Filter for the word "Bine" and keep each matching line.

....

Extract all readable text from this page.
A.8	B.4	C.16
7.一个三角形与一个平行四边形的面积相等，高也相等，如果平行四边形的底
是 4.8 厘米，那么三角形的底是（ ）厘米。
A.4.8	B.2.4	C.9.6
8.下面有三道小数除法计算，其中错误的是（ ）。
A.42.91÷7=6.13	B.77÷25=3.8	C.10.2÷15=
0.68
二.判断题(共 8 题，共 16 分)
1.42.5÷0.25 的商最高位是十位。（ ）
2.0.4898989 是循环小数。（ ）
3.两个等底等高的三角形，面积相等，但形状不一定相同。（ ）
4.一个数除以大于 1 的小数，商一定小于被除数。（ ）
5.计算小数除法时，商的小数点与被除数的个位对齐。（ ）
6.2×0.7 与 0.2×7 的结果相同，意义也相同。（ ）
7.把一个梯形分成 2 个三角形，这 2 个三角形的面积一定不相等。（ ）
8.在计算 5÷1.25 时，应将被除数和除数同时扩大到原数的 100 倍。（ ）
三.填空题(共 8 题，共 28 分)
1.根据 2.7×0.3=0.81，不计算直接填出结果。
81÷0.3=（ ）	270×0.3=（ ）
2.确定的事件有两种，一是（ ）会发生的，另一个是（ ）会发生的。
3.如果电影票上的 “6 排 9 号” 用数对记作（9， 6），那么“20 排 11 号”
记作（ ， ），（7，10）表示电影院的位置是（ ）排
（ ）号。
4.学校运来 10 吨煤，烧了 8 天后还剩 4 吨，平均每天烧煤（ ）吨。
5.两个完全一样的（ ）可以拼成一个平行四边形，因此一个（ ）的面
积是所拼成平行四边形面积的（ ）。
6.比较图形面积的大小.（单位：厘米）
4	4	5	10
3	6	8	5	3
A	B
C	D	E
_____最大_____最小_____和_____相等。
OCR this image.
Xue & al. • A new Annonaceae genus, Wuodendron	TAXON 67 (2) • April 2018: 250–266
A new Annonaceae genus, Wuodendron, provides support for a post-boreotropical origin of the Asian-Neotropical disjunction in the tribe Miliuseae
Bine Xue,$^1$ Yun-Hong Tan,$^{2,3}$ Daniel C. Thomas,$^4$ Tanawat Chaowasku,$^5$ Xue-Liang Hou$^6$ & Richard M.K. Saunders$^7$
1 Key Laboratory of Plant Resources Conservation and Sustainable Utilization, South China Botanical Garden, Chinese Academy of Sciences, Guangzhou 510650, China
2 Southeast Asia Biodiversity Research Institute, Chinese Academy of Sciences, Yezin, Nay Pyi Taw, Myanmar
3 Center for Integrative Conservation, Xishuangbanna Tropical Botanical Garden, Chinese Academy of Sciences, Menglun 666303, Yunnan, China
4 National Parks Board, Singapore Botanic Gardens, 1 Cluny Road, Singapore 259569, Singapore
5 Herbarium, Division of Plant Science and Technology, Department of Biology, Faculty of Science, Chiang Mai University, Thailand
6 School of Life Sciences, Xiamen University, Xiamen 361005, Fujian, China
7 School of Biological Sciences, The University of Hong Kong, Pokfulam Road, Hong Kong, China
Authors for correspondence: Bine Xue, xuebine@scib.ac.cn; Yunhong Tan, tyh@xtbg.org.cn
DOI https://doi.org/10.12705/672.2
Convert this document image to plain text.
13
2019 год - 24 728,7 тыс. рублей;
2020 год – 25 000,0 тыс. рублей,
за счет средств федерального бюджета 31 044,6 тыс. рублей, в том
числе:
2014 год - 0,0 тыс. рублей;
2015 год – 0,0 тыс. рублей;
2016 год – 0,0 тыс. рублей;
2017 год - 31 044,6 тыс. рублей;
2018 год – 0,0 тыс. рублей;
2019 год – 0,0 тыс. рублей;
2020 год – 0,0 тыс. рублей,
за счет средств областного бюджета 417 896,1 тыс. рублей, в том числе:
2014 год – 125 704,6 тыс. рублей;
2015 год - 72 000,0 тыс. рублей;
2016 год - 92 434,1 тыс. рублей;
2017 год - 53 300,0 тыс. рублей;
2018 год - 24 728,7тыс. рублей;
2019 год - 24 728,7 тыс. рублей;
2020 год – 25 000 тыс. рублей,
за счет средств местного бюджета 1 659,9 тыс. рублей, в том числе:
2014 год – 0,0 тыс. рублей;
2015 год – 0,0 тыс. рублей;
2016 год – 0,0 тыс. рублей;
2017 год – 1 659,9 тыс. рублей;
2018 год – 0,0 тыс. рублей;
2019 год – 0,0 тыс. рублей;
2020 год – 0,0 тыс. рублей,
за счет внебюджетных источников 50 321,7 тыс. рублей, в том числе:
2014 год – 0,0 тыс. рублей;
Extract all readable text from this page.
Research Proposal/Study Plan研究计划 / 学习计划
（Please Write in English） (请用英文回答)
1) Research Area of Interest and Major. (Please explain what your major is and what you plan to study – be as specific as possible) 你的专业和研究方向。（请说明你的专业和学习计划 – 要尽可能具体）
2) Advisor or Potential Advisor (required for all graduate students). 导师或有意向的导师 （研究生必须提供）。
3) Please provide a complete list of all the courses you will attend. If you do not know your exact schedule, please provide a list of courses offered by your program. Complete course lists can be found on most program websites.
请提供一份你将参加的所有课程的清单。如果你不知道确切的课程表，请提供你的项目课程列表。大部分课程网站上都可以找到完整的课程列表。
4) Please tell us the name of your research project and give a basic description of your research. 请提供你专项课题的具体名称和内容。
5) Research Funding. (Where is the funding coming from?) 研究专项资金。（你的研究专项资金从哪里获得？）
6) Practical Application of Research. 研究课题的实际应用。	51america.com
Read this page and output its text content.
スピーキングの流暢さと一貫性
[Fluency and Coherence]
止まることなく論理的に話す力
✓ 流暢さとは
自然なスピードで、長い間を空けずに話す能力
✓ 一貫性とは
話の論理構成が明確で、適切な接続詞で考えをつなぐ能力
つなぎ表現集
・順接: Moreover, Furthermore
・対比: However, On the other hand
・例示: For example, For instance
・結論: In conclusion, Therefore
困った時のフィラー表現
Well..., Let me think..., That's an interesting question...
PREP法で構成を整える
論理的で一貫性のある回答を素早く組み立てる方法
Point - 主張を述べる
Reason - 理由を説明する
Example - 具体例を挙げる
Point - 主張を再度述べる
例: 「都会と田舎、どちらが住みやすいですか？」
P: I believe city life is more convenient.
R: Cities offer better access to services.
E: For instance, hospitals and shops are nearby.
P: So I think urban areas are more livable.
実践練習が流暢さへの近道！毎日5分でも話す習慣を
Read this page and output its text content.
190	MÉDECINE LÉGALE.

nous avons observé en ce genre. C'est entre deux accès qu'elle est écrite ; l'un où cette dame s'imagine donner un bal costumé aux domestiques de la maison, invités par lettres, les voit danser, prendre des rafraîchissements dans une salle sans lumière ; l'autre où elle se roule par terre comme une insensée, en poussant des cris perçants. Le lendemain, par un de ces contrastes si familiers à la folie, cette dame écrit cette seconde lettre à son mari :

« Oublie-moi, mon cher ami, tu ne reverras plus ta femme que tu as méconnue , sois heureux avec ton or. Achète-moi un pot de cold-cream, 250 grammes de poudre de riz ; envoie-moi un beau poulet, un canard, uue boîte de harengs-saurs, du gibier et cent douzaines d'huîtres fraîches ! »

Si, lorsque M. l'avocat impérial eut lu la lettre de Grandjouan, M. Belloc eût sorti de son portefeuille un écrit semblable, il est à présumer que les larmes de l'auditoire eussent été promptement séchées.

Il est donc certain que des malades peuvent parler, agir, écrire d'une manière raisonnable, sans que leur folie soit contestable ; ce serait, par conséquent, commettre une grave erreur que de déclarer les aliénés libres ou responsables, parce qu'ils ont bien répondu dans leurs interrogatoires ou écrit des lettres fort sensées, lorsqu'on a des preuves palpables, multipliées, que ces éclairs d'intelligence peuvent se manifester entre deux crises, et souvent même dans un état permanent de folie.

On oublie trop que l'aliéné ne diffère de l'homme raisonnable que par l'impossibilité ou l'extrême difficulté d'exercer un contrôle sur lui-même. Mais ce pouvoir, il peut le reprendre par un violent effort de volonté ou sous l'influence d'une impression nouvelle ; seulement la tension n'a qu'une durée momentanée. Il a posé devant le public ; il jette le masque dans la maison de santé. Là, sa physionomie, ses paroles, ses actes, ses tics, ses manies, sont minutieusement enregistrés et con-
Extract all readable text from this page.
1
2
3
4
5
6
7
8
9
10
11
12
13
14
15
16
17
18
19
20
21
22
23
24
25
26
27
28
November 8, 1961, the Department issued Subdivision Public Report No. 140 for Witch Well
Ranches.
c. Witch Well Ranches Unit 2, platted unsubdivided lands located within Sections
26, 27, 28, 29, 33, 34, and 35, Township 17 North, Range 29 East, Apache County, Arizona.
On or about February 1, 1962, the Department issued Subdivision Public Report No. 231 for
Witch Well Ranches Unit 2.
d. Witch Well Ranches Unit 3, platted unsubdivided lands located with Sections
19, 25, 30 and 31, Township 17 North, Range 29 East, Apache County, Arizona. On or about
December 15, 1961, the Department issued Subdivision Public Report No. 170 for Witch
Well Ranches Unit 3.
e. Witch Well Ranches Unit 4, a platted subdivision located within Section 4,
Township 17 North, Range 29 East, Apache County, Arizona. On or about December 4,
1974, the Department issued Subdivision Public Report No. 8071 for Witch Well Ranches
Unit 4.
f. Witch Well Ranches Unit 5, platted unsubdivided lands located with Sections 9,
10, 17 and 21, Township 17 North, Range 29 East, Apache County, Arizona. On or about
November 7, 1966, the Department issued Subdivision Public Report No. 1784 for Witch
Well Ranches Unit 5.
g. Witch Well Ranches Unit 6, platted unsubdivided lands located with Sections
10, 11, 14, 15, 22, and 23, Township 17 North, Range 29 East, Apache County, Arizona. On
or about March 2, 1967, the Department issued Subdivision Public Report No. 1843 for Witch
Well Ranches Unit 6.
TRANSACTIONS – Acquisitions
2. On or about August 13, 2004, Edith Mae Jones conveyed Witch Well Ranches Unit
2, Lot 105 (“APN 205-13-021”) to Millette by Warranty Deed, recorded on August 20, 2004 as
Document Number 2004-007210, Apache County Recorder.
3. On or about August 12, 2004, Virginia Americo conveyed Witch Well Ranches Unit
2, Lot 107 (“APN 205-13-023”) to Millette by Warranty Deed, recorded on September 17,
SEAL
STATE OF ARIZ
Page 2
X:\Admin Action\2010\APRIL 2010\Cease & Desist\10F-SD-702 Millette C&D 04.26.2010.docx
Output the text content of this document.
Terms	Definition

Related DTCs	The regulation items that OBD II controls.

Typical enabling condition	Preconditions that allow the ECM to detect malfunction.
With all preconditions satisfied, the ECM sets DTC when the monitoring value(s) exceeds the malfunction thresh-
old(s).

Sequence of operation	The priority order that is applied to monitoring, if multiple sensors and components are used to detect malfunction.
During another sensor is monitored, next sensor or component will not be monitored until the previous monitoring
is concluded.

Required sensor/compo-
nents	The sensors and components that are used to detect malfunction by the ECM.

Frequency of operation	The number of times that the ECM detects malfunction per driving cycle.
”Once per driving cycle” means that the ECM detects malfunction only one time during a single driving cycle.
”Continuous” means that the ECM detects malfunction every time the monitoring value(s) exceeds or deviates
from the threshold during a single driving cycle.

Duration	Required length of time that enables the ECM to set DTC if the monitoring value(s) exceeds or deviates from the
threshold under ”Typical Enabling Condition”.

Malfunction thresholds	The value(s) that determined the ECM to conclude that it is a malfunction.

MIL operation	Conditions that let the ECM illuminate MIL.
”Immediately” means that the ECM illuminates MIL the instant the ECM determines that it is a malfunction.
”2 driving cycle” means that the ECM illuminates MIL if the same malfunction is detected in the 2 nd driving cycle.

....

▶ [Expected answer]:
Bine Xue,$^1$ Yun-Hong Tan,$^{2,3}$ Daniel C. Thomas,$^4$ Tanawat Chaowasku,$^5$ Xue-Liang Hou$^6$ & Richard M.K. Saunders$^7$
Authors for correspondence: Bine Xue, xuebine@scib.ac.cn; Yunhong Tan, tyh@xtbg.org.cn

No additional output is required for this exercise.